| TASK GOAL |
Quote the records that follow in full and exactly; leave out the pictures.

--------

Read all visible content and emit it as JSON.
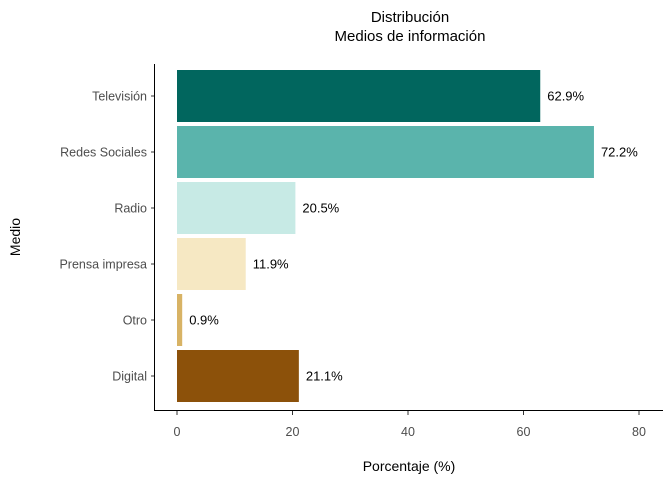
{
  "chart_data": {
    "type": "bar",
    "orientation": "horizontal",
    "title": "Distribución",
    "subtitle": "Medios de información",
    "xlabel": "Porcentaje (%)",
    "ylabel": "Medio",
    "categories": [
      "Televisión",
      "Redes Sociales",
      "Radio",
      "Prensa impresa",
      "Otro",
      "Digital"
    ],
    "values": [
      62.9,
      72.2,
      20.5,
      11.9,
      0.9,
      21.1
    ],
    "value_labels": [
      "62.9%",
      "72.2%",
      "20.5%",
      "11.9%",
      "0.9%",
      "21.1%"
    ],
    "colors": [
      "#01665e",
      "#5ab4ac",
      "#c7eae5",
      "#f6e8c3",
      "#d8b365",
      "#8c510a"
    ],
    "xlim": [
      0,
      80
    ],
    "xticks": [
      0,
      20,
      40,
      60,
      80
    ],
    "grid": false,
    "legend": "none"
  }
}
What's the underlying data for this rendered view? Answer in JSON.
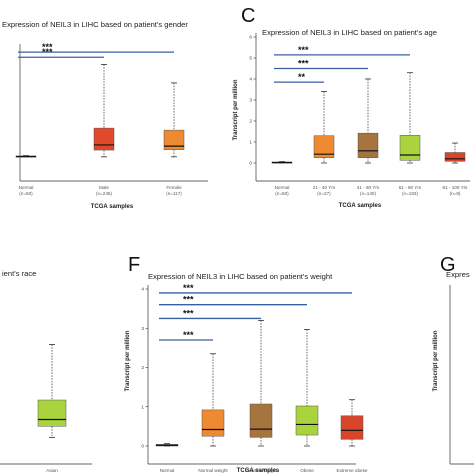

--------

| RESPONSE |
Read all visible content and emit it as JSON.
{
  "chart_data": {
    "type": "bar",
    "orientation": "horizontal",
    "title": "Distribución",
    "subtitle": "Medios de información",
    "xlabel": "Porcentaje (%)",
    "ylabel": "Medio",
    "categories": [
      "Televisión",
      "Redes Sociales",
      "Radio",
      "Prensa impresa",
      "Otro",
      "Digital"
    ],
    "values": [
      62.9,
      72.2,
      20.5,
      11.9,
      0.9,
      21.1
    ],
    "value_labels": [
      "62.9%",
      "72.2%",
      "20.5%",
      "11.9%",
      "0.9%",
      "21.1%"
    ],
    "colors": [
      "#01665e",
      "#5ab4ac",
      "#c7eae5",
      "#f6e8c3",
      "#d8b365",
      "#8c510a"
    ],
    "xlim": [
      0,
      80
    ],
    "xticks": [
      0,
      20,
      40,
      60,
      80
    ],
    "grid": false,
    "legend": "none"
  }
}
What's the underlying data for this rendered view? Answer in JSON.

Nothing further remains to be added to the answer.